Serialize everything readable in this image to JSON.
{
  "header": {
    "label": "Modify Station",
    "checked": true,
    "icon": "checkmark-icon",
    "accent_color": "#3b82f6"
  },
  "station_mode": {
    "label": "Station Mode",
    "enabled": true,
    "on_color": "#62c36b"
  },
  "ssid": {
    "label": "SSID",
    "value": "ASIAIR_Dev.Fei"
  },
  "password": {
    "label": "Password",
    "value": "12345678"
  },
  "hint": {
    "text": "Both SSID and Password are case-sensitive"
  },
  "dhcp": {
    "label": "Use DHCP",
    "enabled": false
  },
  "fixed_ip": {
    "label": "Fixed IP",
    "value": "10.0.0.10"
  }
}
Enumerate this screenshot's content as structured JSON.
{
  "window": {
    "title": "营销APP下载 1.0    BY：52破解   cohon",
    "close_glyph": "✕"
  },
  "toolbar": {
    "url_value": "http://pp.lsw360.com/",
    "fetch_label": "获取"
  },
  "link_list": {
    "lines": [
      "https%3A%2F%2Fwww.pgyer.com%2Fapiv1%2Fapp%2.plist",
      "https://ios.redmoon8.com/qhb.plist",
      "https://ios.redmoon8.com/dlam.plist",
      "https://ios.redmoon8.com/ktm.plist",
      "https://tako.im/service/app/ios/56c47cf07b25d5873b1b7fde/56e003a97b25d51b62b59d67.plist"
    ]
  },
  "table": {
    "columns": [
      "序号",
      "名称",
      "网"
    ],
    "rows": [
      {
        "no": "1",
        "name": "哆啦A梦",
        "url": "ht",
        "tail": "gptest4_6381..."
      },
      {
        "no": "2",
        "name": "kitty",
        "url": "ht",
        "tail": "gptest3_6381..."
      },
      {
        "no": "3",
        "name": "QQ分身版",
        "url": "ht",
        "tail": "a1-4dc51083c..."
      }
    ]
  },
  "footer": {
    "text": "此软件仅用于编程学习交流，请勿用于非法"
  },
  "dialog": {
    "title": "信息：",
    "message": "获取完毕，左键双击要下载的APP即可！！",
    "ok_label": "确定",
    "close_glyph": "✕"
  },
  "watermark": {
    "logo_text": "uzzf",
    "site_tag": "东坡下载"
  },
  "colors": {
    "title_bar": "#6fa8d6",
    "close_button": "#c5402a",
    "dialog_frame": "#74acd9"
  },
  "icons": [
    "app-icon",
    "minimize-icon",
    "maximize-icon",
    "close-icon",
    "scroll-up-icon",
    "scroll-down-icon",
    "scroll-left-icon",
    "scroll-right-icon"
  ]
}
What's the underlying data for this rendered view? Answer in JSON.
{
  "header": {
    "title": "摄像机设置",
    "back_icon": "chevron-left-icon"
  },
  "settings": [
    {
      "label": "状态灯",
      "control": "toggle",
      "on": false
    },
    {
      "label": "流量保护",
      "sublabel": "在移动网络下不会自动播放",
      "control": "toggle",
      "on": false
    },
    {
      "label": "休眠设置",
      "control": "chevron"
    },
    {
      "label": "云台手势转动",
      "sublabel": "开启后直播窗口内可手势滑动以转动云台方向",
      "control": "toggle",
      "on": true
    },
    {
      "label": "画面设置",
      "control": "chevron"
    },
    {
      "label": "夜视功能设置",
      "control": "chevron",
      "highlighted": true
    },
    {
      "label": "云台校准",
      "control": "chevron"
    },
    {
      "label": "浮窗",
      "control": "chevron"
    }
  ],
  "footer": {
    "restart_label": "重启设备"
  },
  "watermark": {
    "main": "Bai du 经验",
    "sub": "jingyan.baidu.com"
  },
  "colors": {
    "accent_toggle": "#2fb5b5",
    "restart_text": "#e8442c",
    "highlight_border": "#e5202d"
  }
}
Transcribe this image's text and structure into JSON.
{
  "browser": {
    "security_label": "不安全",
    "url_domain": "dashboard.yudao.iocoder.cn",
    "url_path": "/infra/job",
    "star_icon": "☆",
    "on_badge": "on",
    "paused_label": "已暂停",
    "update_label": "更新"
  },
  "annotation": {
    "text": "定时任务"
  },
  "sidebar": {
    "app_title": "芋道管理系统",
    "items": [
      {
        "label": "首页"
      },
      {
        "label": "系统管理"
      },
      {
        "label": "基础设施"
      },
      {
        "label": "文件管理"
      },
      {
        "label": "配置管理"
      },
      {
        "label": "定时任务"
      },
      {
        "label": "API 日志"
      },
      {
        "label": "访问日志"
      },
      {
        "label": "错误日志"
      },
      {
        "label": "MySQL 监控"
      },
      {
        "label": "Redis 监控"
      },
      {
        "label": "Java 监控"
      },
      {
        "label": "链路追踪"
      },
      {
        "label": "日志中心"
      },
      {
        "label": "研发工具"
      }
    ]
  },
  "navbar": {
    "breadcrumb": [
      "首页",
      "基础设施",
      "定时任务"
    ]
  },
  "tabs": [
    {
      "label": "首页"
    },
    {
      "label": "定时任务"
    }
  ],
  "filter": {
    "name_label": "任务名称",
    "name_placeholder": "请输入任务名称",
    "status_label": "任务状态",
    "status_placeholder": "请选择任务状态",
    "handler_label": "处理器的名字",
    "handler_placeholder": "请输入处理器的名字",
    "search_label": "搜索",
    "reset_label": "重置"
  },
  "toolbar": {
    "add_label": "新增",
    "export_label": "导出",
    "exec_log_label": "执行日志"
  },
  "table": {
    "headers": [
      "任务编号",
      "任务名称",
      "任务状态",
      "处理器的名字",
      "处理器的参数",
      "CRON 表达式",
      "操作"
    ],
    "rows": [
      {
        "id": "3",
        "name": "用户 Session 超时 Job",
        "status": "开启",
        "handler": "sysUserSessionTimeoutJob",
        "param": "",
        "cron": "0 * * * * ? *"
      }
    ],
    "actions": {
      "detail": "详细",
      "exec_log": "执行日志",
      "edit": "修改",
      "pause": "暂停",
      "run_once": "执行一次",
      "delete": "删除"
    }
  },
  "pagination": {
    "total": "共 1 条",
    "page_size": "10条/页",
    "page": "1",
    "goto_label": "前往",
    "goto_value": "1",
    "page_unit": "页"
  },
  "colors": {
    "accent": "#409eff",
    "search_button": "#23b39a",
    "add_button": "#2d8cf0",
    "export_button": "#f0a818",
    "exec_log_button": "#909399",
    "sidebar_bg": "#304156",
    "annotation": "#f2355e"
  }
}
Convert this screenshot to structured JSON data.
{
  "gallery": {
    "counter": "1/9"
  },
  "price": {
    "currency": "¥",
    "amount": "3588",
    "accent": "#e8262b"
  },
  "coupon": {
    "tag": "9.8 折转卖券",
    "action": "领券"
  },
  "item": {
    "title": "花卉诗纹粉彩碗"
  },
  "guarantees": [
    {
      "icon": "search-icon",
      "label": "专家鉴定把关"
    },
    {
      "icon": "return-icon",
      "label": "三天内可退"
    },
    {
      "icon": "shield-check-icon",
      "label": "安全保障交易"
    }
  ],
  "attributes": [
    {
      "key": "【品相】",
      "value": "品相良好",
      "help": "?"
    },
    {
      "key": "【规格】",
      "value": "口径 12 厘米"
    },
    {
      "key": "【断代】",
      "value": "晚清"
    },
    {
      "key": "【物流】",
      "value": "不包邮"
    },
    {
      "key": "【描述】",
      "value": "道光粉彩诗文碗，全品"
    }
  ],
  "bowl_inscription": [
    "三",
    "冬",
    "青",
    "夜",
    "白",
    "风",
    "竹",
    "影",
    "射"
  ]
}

- [To do] Provide all the records again, word for word.

- [Output of the exercise]
Serialize everything readable in this image to JSON.
{
  "header": {
    "label": "Modify Station",
    "checked": true,
    "icon": "checkmark-icon",
    "accent_color": "#3b82f6"
  },
  "station_mode": {
    "label": "Station Mode",
    "enabled": true,
    "on_color": "#62c36b"
  },
  "ssid": {
    "label": "SSID",
    "value": "ASIAIR_Dev.Fei"
  },
  "password": {
    "label": "Password",
    "value": "12345678"
  },
  "hint": {
    "text": "Both SSID and Password are case-sensitive"
  },
  "dhcp": {
    "label": "Use DHCP",
    "enabled": false
  },
  "fixed_ip": {
    "label": "Fixed IP",
    "value": "10.0.0.10"
  }
}
Enumerate this screenshot's content as structured JSON.
{
  "window": {
    "title": "营销APP下载 1.0    BY：52破解   cohon",
    "close_glyph": "✕"
  },
  "toolbar": {
    "url_value": "http://pp.lsw360.com/",
    "fetch_label": "获取"
  },
  "link_list": {
    "lines": [
      "https%3A%2F%2Fwww.pgyer.com%2Fapiv1%2Fapp%2.plist",
      "https://ios.redmoon8.com/qhb.plist",
      "https://ios.redmoon8.com/dlam.plist",
      "https://ios.redmoon8.com/ktm.plist",
      "https://tako.im/service/app/ios/56c47cf07b25d5873b1b7fde/56e003a97b25d51b62b59d67.plist"
    ]
  },
  "table": {
    "columns": [
      "序号",
      "名称",
      "网"
    ],
    "rows": [
      {
        "no": "1",
        "name": "哆啦A梦",
        "url": "ht",
        "tail": "gptest4_6381..."
      },
      {
        "no": "2",
        "name": "kitty",
        "url": "ht",
        "tail": "gptest3_6381..."
      },
      {
        "no": "3",
        "name": "QQ分身版",
        "url": "ht",
        "tail": "a1-4dc51083c..."
      }
    ]
  },
  "footer": {
    "text": "此软件仅用于编程学习交流，请勿用于非法"
  },
  "dialog": {
    "title": "信息：",
    "message": "获取完毕，左键双击要下载的APP即可！！",
    "ok_label": "确定",
    "close_glyph": "✕"
  },
  "watermark": {
    "logo_text": "uzzf",
    "site_tag": "东坡下载"
  },
  "colors": {
    "title_bar": "#6fa8d6",
    "close_button": "#c5402a",
    "dialog_frame": "#74acd9"
  },
  "icons": [
    "app-icon",
    "minimize-icon",
    "maximize-icon",
    "close-icon",
    "scroll-up-icon",
    "scroll-down-icon",
    "scroll-left-icon",
    "scroll-right-icon"
  ]
}
What's the underlying data for this rendered view? Answer in JSON.
{
  "header": {
    "title": "摄像机设置",
    "back_icon": "chevron-left-icon"
  },
  "settings": [
    {
      "label": "状态灯",
      "control": "toggle",
      "on": false
    },
    {
      "label": "流量保护",
      "sublabel": "在移动网络下不会自动播放",
      "control": "toggle",
      "on": false
    },
    {
      "label": "休眠设置",
      "control": "chevron"
    },
    {
      "label": "云台手势转动",
      "sublabel": "开启后直播窗口内可手势滑动以转动云台方向",
      "control": "toggle",
      "on": true
    },
    {
      "label": "画面设置",
      "control": "chevron"
    },
    {
      "label": "夜视功能设置",
      "control": "chevron",
      "highlighted": true
    },
    {
      "label": "云台校准",
      "control": "chevron"
    },
    {
      "label": "浮窗",
      "control": "chevron"
    }
  ],
  "footer": {
    "restart_label": "重启设备"
  },
  "watermark": {
    "main": "Bai du 经验",
    "sub": "jingyan.baidu.com"
  },
  "colors": {
    "accent_toggle": "#2fb5b5",
    "restart_text": "#e8442c",
    "highlight_border": "#e5202d"
  }
}
Transcribe this image's text and structure into JSON.
{
  "browser": {
    "security_label": "不安全",
    "url_domain": "dashboard.yudao.iocoder.cn",
    "url_path": "/infra/job",
    "star_icon": "☆",
    "on_badge": "on",
    "paused_label": "已暂停",
    "update_label": "更新"
  },
  "annotation": {
    "text": "定时任务"
  },
  "sidebar": {
    "app_title": "芋道管理系统",
    "items": [
      {
        "label": "首页"
      },
      {
        "label": "系统管理"
      },
      {
        "label": "基础设施"
      },
      {
        "label": "文件管理"
      },
      {
        "label": "配置管理"
      },
      {
        "label": "定时任务"
      },
      {
        "label": "API 日志"
      },
      {
        "label": "访问日志"
      },
      {
        "label": "错误日志"
      },
      {
        "label": "MySQL 监控"
      },
      {
        "label": "Redis 监控"
      },
      {
        "label": "Java 监控"
      },
      {
        "label": "链路追踪"
      },
      {
        "label": "日志中心"
      },
      {
        "label": "研发工具"
      }
    ]
  },
  "navbar": {
    "breadcrumb": [
      "首页",
      "基础设施",
      "定时任务"
    ]
  },
  "tabs": [
    {
      "label": "首页"
    },
    {
      "label": "定时任务"
    }
  ],
  "filter": {
    "name_label": "任务名称",
    "name_placeholder": "请输入任务名称",
    "status_label": "任务状态",
    "status_placeholder": "请选择任务状态",
    "handler_label": "处理器的名字",
    "handler_placeholder": "请输入处理器的名字",
    "search_label": "搜索",
    "reset_label": "重置"
  },
  "toolbar": {
    "add_label": "新增",
    "export_label": "导出",
    "exec_log_label": "执行日志"
  },
  "table": {
    "headers": [
      "任务编号",
      "任务名称",
      "任务状态",
      "处理器的名字",
      "处理器的参数",
      "CRON 表达式",
      "操作"
    ],
    "rows": [
      {
        "id": "3",
        "name": "用户 Session 超时 Job",
        "status": "开启",
        "handler": "sysUserSessionTimeoutJob",
        "param": "",
        "cron": "0 * * * * ? *"
      }
    ],
    "actions": {
      "detail": "详细",
      "exec_log": "执行日志",
      "edit": "修改",
      "pause": "暂停",
      "run_once": "执行一次",
      "delete": "删除"
    }
  },
  "pagination": {
    "total": "共 1 条",
    "page_size": "10条/页",
    "page": "1",
    "goto_label": "前往",
    "goto_value": "1",
    "page_unit": "页"
  },
  "colors": {
    "accent": "#409eff",
    "search_button": "#23b39a",
    "add_button": "#2d8cf0",
    "export_button": "#f0a818",
    "exec_log_button": "#909399",
    "sidebar_bg": "#304156",
    "annotation": "#f2355e"
  }
}
Convert this screenshot to structured JSON data.
{
  "gallery": {
    "counter": "1/9"
  },
  "price": {
    "currency": "¥",
    "amount": "3588",
    "accent": "#e8262b"
  },
  "coupon": {
    "tag": "9.8 折转卖券",
    "action": "领券"
  },
  "item": {
    "title": "花卉诗纹粉彩碗"
  },
  "guarantees": [
    {
      "icon": "search-icon",
      "label": "专家鉴定把关"
    },
    {
      "icon": "return-icon",
      "label": "三天内可退"
    },
    {
      "icon": "shield-check-icon",
      "label": "安全保障交易"
    }
  ],
  "attributes": [
    {
      "key": "【品相】",
      "value": "品相良好",
      "help": "?"
    },
    {
      "key": "【规格】",
      "value": "口径 12 厘米"
    },
    {
      "key": "【断代】",
      "value": "晚清"
    },
    {
      "key": "【物流】",
      "value": "不包邮"
    },
    {
      "key": "【描述】",
      "value": "道光粉彩诗文碗，全品"
    }
  ],
  "bowl_inscription": [
    "三",
    "冬",
    "青",
    "夜",
    "白",
    "风",
    "竹",
    "影",
    "射"
  ]
}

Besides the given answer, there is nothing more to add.